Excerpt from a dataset
────────────────
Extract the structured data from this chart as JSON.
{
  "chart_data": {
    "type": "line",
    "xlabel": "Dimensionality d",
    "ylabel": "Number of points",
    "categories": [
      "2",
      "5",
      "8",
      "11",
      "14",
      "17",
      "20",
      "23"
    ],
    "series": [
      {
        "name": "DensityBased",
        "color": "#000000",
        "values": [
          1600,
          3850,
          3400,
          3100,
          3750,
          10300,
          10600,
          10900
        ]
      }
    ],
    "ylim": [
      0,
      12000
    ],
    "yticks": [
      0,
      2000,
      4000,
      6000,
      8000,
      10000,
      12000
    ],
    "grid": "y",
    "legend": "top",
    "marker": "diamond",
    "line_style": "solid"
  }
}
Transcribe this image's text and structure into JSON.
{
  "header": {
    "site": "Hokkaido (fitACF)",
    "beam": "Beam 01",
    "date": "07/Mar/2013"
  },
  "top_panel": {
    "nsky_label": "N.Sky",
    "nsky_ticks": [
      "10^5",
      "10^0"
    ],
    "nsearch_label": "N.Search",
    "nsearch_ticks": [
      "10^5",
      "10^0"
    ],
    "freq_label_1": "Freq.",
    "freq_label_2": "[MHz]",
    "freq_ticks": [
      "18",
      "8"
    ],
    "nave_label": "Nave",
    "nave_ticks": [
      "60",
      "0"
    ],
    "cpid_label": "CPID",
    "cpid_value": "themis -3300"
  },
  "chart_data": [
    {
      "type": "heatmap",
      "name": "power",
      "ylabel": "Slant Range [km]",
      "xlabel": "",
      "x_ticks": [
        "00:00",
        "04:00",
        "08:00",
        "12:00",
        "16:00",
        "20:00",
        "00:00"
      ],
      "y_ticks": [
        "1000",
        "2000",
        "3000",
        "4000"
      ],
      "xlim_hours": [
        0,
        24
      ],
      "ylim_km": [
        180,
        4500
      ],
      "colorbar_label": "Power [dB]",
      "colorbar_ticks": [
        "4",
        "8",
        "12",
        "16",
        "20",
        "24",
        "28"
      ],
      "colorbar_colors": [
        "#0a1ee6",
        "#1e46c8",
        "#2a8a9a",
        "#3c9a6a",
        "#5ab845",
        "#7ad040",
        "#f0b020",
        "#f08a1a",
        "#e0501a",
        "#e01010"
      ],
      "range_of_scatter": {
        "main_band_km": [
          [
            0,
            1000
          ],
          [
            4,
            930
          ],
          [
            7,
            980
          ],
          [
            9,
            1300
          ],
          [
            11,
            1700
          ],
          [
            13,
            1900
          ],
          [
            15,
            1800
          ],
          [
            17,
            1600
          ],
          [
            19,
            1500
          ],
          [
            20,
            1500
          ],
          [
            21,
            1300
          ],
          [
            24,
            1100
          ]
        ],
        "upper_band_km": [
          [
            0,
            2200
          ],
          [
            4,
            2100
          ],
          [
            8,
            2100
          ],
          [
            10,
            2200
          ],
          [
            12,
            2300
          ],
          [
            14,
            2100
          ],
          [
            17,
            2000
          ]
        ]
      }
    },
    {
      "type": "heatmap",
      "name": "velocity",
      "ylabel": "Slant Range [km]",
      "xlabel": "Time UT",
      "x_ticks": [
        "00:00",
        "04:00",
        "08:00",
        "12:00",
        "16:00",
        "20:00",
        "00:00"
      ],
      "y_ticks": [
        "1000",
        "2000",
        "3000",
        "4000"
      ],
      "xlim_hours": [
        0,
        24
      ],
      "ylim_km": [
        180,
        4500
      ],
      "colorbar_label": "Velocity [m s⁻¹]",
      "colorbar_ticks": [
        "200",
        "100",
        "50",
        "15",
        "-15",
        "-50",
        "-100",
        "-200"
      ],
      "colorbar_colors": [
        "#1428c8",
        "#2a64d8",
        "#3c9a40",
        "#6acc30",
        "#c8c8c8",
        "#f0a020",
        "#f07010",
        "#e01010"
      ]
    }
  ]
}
────────────────
▸ **TASK DESCRIPTION**
Identify and list each line with the word "name".

▸ **ANSWER TO THE TASK**
        "name": "DensityBased",
      "name": "power",
      "name": "velocity",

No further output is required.